** Begin SUPPLIED MATERIAL **
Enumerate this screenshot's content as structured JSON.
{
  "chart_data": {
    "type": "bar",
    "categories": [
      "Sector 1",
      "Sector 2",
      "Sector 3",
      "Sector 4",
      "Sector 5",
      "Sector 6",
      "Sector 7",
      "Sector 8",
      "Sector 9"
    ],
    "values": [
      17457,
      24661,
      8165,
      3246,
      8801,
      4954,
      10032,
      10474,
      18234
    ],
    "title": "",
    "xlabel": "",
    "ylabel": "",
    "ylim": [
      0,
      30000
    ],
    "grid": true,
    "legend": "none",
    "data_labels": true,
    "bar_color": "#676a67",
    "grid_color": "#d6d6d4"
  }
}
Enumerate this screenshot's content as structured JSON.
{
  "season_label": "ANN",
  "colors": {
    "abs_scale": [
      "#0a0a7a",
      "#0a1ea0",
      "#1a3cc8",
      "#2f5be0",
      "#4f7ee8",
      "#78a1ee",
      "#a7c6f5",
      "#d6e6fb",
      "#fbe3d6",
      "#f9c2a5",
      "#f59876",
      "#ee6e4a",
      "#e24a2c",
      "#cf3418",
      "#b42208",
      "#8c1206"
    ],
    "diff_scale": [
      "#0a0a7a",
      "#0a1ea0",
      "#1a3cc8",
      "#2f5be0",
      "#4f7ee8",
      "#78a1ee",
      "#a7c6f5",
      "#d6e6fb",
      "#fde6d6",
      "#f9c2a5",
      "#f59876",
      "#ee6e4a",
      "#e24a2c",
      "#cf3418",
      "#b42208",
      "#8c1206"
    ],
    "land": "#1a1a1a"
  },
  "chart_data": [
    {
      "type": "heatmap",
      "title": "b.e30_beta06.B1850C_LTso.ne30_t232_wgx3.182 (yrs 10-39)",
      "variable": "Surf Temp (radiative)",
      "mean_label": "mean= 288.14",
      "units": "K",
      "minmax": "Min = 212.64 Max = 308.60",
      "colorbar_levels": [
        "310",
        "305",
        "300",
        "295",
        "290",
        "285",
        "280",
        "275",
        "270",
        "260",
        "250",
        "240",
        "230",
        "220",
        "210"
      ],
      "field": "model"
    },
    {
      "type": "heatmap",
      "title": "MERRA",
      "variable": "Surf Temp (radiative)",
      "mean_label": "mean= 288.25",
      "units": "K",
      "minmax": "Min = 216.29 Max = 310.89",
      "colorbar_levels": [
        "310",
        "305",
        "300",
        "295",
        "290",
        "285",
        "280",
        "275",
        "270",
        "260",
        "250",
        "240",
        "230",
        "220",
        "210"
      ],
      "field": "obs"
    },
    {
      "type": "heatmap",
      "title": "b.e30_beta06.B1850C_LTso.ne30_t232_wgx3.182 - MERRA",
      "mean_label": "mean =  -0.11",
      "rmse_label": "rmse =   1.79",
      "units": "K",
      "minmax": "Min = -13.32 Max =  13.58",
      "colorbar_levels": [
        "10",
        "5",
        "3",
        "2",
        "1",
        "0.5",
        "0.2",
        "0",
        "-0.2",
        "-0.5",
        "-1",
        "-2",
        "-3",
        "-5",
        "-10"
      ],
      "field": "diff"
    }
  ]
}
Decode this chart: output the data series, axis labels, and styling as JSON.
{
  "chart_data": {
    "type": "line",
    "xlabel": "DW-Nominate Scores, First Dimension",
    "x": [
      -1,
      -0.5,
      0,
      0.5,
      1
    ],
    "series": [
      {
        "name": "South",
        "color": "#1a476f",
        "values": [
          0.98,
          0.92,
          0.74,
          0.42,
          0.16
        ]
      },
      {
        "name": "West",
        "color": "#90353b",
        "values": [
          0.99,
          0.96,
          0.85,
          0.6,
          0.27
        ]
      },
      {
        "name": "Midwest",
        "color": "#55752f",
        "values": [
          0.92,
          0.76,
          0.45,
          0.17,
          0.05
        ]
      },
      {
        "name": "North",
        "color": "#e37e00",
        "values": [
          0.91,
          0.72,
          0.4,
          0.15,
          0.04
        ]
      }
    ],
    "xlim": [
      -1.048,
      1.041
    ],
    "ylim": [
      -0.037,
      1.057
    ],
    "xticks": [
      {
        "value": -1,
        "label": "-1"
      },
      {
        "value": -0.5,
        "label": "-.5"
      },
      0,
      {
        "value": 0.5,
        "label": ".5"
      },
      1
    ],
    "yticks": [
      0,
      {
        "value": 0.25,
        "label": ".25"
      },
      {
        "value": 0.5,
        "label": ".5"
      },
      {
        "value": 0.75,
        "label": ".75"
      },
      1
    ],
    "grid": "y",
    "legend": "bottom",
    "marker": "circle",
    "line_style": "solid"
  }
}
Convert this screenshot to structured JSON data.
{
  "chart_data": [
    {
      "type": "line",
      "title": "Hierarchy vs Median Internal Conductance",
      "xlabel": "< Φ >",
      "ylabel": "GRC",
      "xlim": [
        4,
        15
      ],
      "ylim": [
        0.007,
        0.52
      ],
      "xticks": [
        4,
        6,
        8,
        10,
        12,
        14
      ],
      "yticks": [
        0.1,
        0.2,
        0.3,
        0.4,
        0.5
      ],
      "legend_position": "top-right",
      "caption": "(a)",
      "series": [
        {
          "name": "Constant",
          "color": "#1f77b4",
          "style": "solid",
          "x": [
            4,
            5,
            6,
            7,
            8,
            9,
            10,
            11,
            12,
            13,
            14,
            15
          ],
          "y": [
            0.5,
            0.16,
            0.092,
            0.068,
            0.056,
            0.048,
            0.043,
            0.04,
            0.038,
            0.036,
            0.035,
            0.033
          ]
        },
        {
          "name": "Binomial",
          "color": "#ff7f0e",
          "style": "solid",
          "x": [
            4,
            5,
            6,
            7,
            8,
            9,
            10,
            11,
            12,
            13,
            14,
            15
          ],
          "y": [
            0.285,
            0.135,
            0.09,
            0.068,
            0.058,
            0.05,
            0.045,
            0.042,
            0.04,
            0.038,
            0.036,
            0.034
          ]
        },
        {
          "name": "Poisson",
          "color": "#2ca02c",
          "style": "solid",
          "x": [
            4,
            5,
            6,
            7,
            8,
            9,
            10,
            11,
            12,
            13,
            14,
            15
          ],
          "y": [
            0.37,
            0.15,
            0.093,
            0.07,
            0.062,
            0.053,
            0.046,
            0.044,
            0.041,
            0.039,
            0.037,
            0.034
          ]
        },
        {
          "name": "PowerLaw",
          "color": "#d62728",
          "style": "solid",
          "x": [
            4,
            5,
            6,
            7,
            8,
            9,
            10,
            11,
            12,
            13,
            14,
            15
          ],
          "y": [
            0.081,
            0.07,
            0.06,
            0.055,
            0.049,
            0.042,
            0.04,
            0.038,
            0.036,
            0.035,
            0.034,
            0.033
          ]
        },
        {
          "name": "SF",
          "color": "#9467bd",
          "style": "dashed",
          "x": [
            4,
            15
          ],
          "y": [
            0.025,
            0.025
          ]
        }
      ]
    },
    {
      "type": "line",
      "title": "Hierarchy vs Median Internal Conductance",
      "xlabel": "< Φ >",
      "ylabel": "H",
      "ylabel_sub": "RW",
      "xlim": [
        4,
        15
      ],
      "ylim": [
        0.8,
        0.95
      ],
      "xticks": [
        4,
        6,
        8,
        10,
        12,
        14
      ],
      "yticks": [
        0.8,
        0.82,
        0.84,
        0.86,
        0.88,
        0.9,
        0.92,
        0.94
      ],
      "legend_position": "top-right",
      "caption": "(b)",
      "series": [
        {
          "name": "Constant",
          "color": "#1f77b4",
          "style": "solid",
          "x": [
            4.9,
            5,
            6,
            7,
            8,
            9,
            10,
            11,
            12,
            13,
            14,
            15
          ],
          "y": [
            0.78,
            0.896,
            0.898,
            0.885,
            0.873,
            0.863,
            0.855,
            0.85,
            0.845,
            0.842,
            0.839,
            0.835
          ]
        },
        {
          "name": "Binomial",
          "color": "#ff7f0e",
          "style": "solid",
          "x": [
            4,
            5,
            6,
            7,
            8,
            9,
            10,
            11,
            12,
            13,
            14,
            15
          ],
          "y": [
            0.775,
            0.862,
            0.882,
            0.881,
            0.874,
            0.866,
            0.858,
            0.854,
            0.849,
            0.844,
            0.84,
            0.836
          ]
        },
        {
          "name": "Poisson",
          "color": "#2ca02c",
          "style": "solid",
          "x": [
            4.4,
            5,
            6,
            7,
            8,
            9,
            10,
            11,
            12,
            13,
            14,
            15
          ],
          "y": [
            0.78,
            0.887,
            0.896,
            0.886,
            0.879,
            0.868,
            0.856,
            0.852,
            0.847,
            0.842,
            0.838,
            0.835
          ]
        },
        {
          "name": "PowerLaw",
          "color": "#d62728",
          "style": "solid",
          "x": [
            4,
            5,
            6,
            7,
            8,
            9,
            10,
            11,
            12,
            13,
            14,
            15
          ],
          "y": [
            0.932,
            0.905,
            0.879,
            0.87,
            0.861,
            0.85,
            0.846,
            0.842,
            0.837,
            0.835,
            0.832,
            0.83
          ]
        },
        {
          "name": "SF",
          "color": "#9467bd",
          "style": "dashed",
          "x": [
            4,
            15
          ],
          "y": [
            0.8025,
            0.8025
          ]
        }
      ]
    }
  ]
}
** End SUPPLIED MATERIAL **
Pick out each line containing "series" and report it.

THE RESULT:
Decode this chart: output the data series, axis labels, and styling as JSON.
    "series": [
      "series": [
      "series": [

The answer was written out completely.